## [EXTRACT PROVIDED]
— BEGIN —

Skip to content

GGUF DEQUANTIZE_TO_FP32 over-allocates: 1.1B Q4_K_M needs >12 GB heap transiently (~4.4 GB legit) #782

Description

@michalharakal

Summary

Loading a 1.1B-parameter Q4_K_M GGUF via LlamaNetworkLoader.fromGguf(..., QuantPolicy.DEQUANTIZE_TO_FP32) over-allocates badly: the legitimate resident cost is ~4.4 GB (dense FP32), but the dequant path transiently needs >12 GB heap to get there. The model only loads cleanly with a 32 GB heap — unreasonable for a 1.1B model.

This is a transient-allocation / extra-copy problem in the dequant path, not a correctness bug — the produced tensors are correct.

Numbers

  • Model: TinyLlama-1.1B-Chat v1.0, Q4_K_M (637 MB GGUF on disk).
  • Parses correctly: 202 parameter tensors, ~1.1B params, correct shapes (token_embd [32000, 2048], GQA k_proj [256, 2048]).

— END —

## [GIVEN INFORMATION]
— BEGIN —

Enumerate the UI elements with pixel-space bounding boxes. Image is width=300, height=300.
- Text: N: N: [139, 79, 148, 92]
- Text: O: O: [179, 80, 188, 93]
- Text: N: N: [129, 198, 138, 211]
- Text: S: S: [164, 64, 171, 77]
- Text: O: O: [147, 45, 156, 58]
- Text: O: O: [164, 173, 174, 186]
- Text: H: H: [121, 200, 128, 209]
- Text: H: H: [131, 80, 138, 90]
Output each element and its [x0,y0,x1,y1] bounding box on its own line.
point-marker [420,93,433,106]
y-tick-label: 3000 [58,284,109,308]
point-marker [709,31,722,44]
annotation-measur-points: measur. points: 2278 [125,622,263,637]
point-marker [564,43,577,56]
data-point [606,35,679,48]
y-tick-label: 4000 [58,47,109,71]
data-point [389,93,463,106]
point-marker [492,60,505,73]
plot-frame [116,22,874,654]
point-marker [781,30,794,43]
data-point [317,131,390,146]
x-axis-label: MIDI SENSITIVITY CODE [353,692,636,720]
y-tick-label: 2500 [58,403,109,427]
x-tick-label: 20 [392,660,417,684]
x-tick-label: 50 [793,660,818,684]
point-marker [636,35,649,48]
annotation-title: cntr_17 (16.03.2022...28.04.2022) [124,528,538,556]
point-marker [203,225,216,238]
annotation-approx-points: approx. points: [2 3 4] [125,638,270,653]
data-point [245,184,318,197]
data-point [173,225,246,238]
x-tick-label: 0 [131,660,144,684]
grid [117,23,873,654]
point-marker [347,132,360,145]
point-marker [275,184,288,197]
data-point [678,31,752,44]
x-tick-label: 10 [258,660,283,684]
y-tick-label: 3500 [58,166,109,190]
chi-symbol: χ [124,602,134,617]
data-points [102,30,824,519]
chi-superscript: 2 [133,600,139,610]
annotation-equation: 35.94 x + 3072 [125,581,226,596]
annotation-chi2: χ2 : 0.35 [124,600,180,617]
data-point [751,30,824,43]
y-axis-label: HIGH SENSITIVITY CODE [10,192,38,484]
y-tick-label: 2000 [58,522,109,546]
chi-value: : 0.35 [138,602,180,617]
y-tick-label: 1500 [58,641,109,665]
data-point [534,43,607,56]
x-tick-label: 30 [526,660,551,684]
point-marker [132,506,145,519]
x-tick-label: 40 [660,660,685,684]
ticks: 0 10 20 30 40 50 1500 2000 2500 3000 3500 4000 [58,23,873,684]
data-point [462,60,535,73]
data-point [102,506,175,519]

— END —

## [WORK TO COMPLETE]
1) Translate this sentence from the GGUF over-allocation issue into Spanish: "This is a transient-allocation / extra-copy problem in the dequant path, not a correctness bug — the produced tensors are correct."
2) Please output the GGUF over-allocation issue between "Loading a 1.1B-parameter" and "a 1.1B model.", inclusive.
3) Pick up the GGUF over-allocation issue after its last line and keep writing.

## [THE RESULTS]
1) Se trata de un problema de asignación transitoria / copia adicional en la ruta de descuantización, no de un error de corrección: los tensores producidos son correctos.

2)
Loading a 1.1B-parameter Q4_K_M GGUF via LlamaNetworkLoader.fromGguf(..., QuantPolicy.DEQUANTIZE_TO_FP32) over-allocates badly: the legitimate resident cost is ~4.4 GB (dense FP32), but the dequant path transiently needs >12 GB heap to get there. The model only loads cleanly with a 32 GB heap — unreasonable for a 1.1B model.

3)
  • Legitimate dense FP32 footprint: ~4.4 GB (1.1e9 params × 4 bytes).
  • Observed peak heap to complete the load: >12 GB transient (fails below; needs 32 GB to be safe) — roughly ~3× the dense floor.

Likely cause

The DEQUANTIZE_TO_FP32 path (QuantPolicy.ktskainet-io-gguf dequant, Quants.kt) appears to materialize boxed Float / intermediate copies rather than unpacking each Q4_K/Q6_K block directly into a primitive FloatArray. With ~4.4 GB of final data, even one extra full-size intermediate (plus boxing overhead) blows past 12 GB.

Why it matters

This blocks adding TinyLlama-1.1B as a real-weights conformance/export reference on the IREE conformance side. The export use case (trace → StableHLO with weights baked as constants) fundamentally needs the ~4.4 GB FP32 resident, so the lazy RowDequantSource / ops.gather row-dequant path (a24f21d) does not help here — the issue is specifically the transient overshoot above the 4.4 GB floor during eager full materialization.

Suggested fix

  • Stream the Q4_K/Q6_K unpack block-by-block straight into the destination FloatArray (no boxed Float, no full-size intermediate copy).
  • Target: peak heap ≈ dense FP32 footprint + a small per-block scratch (i.e. ~5–6 GB, not >12 GB, for this model).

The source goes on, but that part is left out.